== TASK SET ==
#1 Reproduce everything in the Babcock & Wilcox Q&A from "Babcock & Wilcox has" down to "99 award recipients.".
#2 List, in order of appearance, every number written in digits in the Babcock & Wilcox Q&A.
(EXTRACT PROVIDED)
Recruiting representatives from Babcock & Wilcox regularly visit college campuses to interview students for entry-level positions. How has the recruitment program benefited both students and Babcock & Wilcox since it was first implemented?

Babcock &Wilcox has a long history of recruiting highly qualified entry-level talent through our college recruiting program. We typically visit over 30 college and university campuses across the country each year, and we interview over 200 candidates for positions within the company. Those who join our company receive training and are given developmental opportunities in order to grow into more responsible positions. Many members of our senior management staff began their careers as college recruits. It is vitally important that we continue to bring new talent into the organization through the program to enhance the development of our next generation of leaders and to ensure the company’s ongoing success. We are proud to have been named as one of the top 500 entry-level employers by CollegeGrad.com, which includes some of the best companies in the country for recruiting entry-level talent.

Babcock & Wilcox has been named a “Best Place to Work” in Northeast Ohio. How did Babcock & Wilcox qualify for this honor?

This is Babcock &Wilcox’s third consecutive year as a “NorthCoast 99 Best Places to Work” winner. Babcock &Wilcox was selected for this award based on a number of criteria, including work-life balance programs, benefits, compensation, health and safety, training and education, diversity, community service, recruitment and retention programs and employee communication. We are also a past Special Category Award winner in the area of compensation. Our compensation program was recognized as “the best of the best” among the NorthCoast 99 award recipients.
(End EXTRACT PROVIDED)
(EXTRACTED DATA)
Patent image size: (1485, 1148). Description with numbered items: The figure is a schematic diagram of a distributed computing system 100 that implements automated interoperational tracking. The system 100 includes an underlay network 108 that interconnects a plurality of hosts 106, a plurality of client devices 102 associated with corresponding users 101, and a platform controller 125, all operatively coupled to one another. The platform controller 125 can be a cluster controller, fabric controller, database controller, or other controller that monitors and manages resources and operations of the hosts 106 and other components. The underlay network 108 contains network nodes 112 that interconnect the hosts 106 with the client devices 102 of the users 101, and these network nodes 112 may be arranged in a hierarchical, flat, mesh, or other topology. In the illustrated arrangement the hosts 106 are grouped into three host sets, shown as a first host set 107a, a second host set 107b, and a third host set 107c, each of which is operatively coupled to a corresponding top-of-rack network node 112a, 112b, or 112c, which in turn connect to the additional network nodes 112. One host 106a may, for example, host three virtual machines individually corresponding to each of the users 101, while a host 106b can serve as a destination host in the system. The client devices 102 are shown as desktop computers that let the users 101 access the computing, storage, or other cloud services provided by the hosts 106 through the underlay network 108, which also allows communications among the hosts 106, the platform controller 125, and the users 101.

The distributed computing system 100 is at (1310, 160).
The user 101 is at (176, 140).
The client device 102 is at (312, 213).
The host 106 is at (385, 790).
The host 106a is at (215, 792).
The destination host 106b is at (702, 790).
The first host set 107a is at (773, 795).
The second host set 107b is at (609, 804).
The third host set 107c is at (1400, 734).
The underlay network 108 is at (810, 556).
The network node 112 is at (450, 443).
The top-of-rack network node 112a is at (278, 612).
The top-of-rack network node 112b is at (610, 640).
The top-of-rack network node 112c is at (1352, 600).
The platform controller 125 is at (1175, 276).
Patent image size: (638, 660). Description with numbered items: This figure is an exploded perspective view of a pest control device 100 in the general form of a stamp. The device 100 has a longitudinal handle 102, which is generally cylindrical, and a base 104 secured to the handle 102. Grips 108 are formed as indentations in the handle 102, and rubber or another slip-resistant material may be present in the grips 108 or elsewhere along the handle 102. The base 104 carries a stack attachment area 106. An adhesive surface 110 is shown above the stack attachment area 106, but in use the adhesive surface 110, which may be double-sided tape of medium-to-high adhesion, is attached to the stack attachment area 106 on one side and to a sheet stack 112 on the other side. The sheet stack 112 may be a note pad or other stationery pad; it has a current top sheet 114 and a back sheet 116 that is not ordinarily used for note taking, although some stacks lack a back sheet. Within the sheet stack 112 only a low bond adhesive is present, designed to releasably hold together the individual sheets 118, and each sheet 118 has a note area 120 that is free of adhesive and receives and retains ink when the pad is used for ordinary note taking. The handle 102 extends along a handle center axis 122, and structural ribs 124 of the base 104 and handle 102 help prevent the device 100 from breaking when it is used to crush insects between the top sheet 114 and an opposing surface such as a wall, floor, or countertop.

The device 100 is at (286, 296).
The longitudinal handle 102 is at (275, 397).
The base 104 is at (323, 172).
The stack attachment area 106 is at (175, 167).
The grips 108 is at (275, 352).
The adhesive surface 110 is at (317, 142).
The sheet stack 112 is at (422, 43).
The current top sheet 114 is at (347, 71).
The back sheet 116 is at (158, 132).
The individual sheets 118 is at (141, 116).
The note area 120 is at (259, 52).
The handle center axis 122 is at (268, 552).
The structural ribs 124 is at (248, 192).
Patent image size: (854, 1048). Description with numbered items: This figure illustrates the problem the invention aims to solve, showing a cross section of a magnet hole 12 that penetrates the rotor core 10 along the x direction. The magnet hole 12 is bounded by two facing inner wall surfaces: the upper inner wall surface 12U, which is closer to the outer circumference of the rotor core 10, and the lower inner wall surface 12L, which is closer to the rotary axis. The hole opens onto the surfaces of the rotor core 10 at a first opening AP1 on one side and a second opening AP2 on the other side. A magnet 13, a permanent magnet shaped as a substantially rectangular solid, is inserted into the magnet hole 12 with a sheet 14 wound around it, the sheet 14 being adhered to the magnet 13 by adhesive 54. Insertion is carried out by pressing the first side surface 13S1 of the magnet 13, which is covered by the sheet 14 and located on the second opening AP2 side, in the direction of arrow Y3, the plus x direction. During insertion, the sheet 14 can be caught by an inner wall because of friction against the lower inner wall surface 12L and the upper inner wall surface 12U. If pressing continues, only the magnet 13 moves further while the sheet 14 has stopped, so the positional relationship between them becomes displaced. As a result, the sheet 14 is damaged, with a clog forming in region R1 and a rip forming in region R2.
(End EXTRACTED DATA)
== SOLUTIONS IN ORDER ==
#1
Babcock & Wilcox has been named a “Best Place to Work” in Northeast Ohio. How did Babcock & Wilcox qualify for this honor?

This is Babcock &Wilcox’s third consecutive year as a “NorthCoast 99 Best Places to Work” winner. Babcock &Wilcox was selected for this award based on a number of criteria, including work-life balance programs, benefits, compensation, health and safety, training and education, diversity, community service, recruitment and retention programs and employee communication. We are also a past Special Category Award winner in the area of compensation. Our compensation program was recognized as “the best of the best” among the NorthCoast 99 award recipients.

#2
30
200
500
99